■ Written task ■
Pick out every line of the entries below that contains the string "fill", matching case exactly, and copy each one.
++++
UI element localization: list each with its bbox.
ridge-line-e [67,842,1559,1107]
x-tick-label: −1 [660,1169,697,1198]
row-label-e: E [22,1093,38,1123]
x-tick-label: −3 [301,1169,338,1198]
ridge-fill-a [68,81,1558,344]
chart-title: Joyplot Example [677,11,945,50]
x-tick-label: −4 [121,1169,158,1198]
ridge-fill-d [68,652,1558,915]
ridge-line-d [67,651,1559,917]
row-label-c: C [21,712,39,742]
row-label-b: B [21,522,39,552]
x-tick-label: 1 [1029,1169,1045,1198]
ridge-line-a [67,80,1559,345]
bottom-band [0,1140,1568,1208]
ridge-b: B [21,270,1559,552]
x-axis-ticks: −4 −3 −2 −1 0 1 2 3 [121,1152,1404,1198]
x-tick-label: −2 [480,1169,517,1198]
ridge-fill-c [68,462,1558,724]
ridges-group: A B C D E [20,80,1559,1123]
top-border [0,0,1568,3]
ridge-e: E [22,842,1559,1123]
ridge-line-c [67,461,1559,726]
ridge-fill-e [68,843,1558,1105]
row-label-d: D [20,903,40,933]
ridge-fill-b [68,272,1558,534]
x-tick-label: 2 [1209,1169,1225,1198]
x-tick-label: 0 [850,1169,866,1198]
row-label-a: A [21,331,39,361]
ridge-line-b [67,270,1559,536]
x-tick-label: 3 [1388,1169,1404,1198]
++++
■ Response to the task ■
ridge-fill-a [68,81,1558,344]
ridge-fill-d [68,652,1558,915]
ridge-fill-c [68,462,1558,724]
ridge-fill-e [68,843,1558,1105]
ridge-fill-b [68,272,1558,534]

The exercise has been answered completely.